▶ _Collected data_
# # # # # # #
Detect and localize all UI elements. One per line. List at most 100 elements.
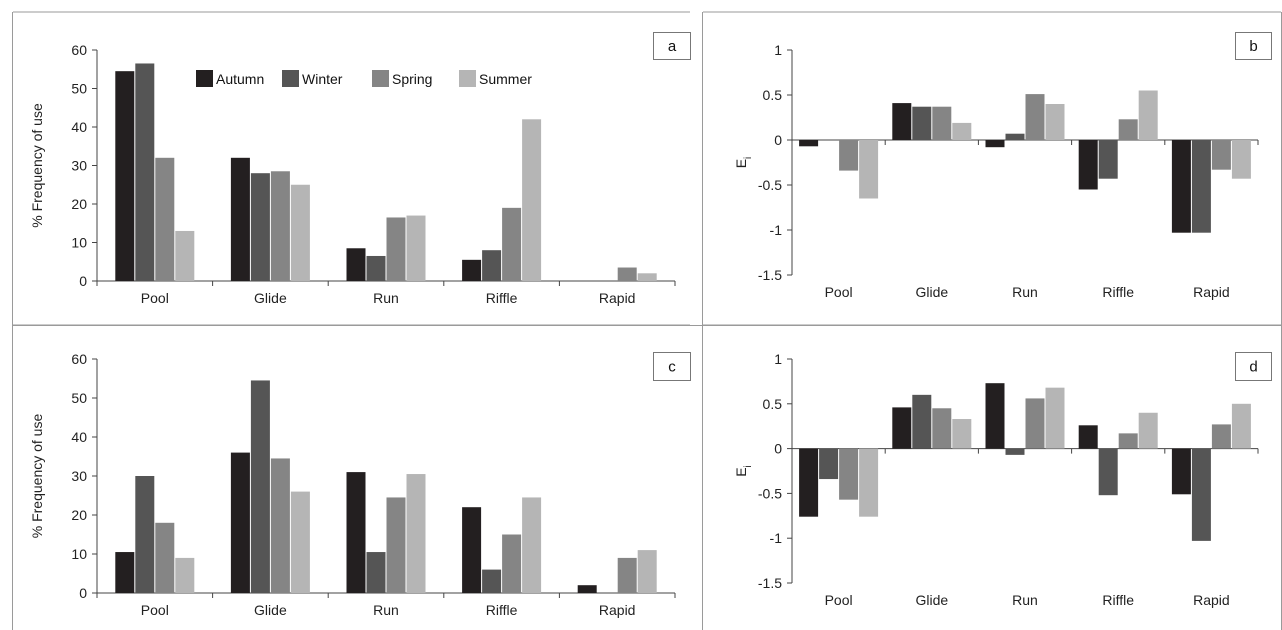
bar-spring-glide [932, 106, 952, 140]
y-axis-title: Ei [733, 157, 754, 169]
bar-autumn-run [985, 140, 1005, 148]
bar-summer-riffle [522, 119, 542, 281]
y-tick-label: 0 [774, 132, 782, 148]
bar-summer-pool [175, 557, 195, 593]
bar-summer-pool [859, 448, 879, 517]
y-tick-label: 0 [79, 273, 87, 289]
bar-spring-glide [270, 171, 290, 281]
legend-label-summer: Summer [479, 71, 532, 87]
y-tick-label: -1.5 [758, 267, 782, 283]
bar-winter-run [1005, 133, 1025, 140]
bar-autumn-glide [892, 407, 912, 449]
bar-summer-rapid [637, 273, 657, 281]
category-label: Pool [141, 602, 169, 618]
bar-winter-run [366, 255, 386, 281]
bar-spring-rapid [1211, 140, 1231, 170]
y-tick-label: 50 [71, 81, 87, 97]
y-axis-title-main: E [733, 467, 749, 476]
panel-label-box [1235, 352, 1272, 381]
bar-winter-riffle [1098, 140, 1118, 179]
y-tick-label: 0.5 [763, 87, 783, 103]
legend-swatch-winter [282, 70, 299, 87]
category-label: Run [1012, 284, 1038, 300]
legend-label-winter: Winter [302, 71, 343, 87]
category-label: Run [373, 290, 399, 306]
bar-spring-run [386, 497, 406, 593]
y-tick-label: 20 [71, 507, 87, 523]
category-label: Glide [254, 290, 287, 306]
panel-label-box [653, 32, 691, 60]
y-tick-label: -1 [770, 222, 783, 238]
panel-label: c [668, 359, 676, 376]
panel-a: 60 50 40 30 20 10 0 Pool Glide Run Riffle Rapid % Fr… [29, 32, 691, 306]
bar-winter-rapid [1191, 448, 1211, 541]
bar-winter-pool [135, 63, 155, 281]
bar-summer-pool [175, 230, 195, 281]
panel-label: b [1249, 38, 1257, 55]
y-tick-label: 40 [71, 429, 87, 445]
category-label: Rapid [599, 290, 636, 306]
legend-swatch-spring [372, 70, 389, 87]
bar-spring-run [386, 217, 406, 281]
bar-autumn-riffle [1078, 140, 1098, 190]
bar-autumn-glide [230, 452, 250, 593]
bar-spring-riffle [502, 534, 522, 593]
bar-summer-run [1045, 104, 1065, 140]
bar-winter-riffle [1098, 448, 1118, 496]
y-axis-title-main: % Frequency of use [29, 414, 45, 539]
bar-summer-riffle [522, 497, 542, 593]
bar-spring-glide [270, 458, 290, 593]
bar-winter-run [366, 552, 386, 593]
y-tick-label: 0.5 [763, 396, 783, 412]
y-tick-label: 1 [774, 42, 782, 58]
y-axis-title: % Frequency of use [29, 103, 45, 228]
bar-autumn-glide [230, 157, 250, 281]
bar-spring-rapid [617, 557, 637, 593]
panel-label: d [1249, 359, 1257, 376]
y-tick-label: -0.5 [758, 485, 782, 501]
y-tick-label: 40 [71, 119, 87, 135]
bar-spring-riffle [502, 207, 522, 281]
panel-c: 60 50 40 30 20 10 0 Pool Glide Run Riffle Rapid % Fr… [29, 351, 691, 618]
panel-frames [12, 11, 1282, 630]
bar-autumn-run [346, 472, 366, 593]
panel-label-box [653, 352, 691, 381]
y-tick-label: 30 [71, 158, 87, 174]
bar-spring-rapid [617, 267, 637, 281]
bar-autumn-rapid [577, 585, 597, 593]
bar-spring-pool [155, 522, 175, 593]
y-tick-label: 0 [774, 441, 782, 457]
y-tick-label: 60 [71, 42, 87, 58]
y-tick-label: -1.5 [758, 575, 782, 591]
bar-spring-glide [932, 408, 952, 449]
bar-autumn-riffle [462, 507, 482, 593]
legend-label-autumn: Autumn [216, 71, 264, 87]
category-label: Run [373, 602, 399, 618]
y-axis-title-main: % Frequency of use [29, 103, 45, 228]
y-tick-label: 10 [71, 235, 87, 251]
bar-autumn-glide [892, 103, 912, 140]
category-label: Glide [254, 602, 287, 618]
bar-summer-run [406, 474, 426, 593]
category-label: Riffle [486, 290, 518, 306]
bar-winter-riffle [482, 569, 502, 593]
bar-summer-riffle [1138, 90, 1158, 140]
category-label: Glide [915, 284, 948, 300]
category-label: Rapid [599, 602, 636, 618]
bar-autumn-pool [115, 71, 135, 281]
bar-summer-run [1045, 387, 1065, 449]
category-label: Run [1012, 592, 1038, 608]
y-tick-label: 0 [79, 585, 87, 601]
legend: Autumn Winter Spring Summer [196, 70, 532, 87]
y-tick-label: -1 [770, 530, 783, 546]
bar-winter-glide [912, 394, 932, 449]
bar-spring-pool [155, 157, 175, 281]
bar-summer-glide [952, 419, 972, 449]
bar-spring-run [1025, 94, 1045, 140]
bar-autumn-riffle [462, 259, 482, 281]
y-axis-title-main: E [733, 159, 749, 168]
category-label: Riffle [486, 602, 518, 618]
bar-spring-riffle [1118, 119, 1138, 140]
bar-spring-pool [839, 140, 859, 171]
# # # # # # #
▶ _GOAL_
Format every line of the material above as a numbered list. Skip blank lines and leave out the picture.

▶ _RESULT OF THE TASK_
1. Detect and localize all UI elements. One per line. List at most 100 elements.
2. bar-spring-glide [932, 106, 952, 140]
3. y-axis-title: Ei [733, 157, 754, 169]
4. bar-autumn-run [985, 140, 1005, 148]
5. bar-summer-riffle [522, 119, 542, 281]
6. y-tick-label: 0 [774, 132, 782, 148]
7. bar-summer-pool [175, 557, 195, 593]
8. bar-summer-pool [859, 448, 879, 517]
9. y-tick-label: 0 [79, 273, 87, 289]
10. bar-spring-glide [270, 171, 290, 281]
11. legend-label-summer: Summer [479, 71, 532, 87]
12. y-tick-label: -1.5 [758, 267, 782, 283]
13. bar-winter-run [1005, 133, 1025, 140]
14. bar-autumn-glide [892, 407, 912, 449]
15. bar-summer-rapid [637, 273, 657, 281]
16. category-label: Pool [141, 602, 169, 618]
17. bar-winter-run [366, 255, 386, 281]
18. bar-spring-rapid [1211, 140, 1231, 170]
19. y-tick-label: 50 [71, 81, 87, 97]
20. y-axis-title-main: E [733, 467, 749, 476]
21. panel-label-box [1235, 352, 1272, 381]
22. bar-winter-riffle [1098, 140, 1118, 179]
23. y-tick-label: 0.5 [763, 87, 783, 103]
24. legend-swatch-winter [282, 70, 299, 87]
25. category-label: Run [1012, 284, 1038, 300]
26. legend-label-winter: Winter [302, 71, 343, 87]
27. category-label: Run [373, 290, 399, 306]
28. bar-spring-run [386, 497, 406, 593]
29. y-tick-label: 20 [71, 507, 87, 523]
30. category-label: Glide [254, 290, 287, 306]
31. panel-label-box [653, 32, 691, 60]
32. y-tick-label: -1 [770, 222, 783, 238]
33. panel-label: c [668, 359, 676, 376]
34. panel-a: 60 50 40 30 20 10 0 Pool Glide Run Riffle Rapid % Fr… [29, 32, 691, 306]
35. bar-winter-rapid [1191, 448, 1211, 541]
36. bar-winter-pool [135, 63, 155, 281]
37. bar-summer-pool [175, 230, 195, 281]
38. panel-label: b [1249, 38, 1257, 55]
39. y-tick-label: 40 [71, 429, 87, 445]
40. category-label: Rapid [599, 290, 636, 306]
41. legend-swatch-spring [372, 70, 389, 87]
42. bar-spring-run [386, 217, 406, 281]
43. bar-autumn-riffle [1078, 140, 1098, 190]
44. bar-autumn-glide [230, 452, 250, 593]
45. bar-spring-riffle [502, 534, 522, 593]
46. bar-summer-run [1045, 104, 1065, 140]
47. bar-winter-riffle [1098, 448, 1118, 496]
48. y-axis-title-main: % Frequency of use [29, 414, 45, 539]
49. bar-summer-riffle [522, 497, 542, 593]
50. bar-spring-glide [270, 458, 290, 593]
51. bar-winter-run [366, 552, 386, 593]
52. y-tick-label: 0.5 [763, 396, 783, 412]
53. y-tick-label: 1 [774, 42, 782, 58]
54. y-axis-title: % Frequency of use [29, 103, 45, 228]
55. bar-autumn-glide [230, 157, 250, 281]
56. bar-spring-rapid [617, 557, 637, 593]
57. panel-label: d [1249, 359, 1257, 376]
58. y-tick-label: -0.5 [758, 485, 782, 501]
59. y-tick-label: 40 [71, 119, 87, 135]
60. bar-spring-riffle [502, 207, 522, 281]
61. panel-c: 60 50 40 30 20 10 0 Pool Glide Run Riffle Rapid % Fr… [29, 351, 691, 618]
62. panel-frames [12, 11, 1282, 630]
63. bar-autumn-run [346, 472, 366, 593]
64. panel-label-box [653, 352, 691, 381]
65. y-tick-label: 30 [71, 158, 87, 174]
66. bar-spring-rapid [617, 267, 637, 281]
67. bar-autumn-rapid [577, 585, 597, 593]
68. bar-spring-pool [155, 522, 175, 593]
69. y-tick-label: 0 [774, 441, 782, 457]
70. y-tick-label: 60 [71, 42, 87, 58]
71. y-tick-label: -1.5 [758, 575, 782, 591]
72. bar-spring-glide [932, 408, 952, 449]
73. bar-autumn-riffle [462, 507, 482, 593]
74. legend-label-autumn: Autumn [216, 71, 264, 87]
75. category-label: Run [373, 602, 399, 618]
76. y-axis-title-main: % Frequency of use [29, 103, 45, 228]
77. y-tick-label: 10 [71, 235, 87, 251]
78. bar-autumn-glide [892, 103, 912, 140]
79. category-label: Glide [254, 602, 287, 618]
80. bar-summer-run [406, 474, 426, 593]
81. category-label: Riffle [486, 290, 518, 306]
82. bar-winter-riffle [482, 569, 502, 593]
83. bar-summer-riffle [1138, 90, 1158, 140]
84. category-label: Glide [915, 284, 948, 300]
85. category-label: Rapid [599, 602, 636, 618]
86. bar-autumn-pool [115, 71, 135, 281]
87. bar-summer-run [1045, 387, 1065, 449]
88. category-label: Run [1012, 592, 1038, 608]
89. y-tick-label: 0 [79, 585, 87, 601]
90. legend: Autumn Winter Spring Summer [196, 70, 532, 87]
91. y-tick-label: -1 [770, 530, 783, 546]
92. bar-winter-glide [912, 394, 932, 449]
93. bar-spring-pool [155, 157, 175, 281]
94. bar-summer-glide [952, 419, 972, 449]
95. bar-spring-run [1025, 94, 1045, 140]
96. bar-autumn-riffle [462, 259, 482, 281]
97. y-axis-title-main: E [733, 159, 749, 168]
98. category-label: Riffle [486, 602, 518, 618]
99. bar-spring-riffle [1118, 119, 1138, 140]
100. bar-spring-pool [839, 140, 859, 171]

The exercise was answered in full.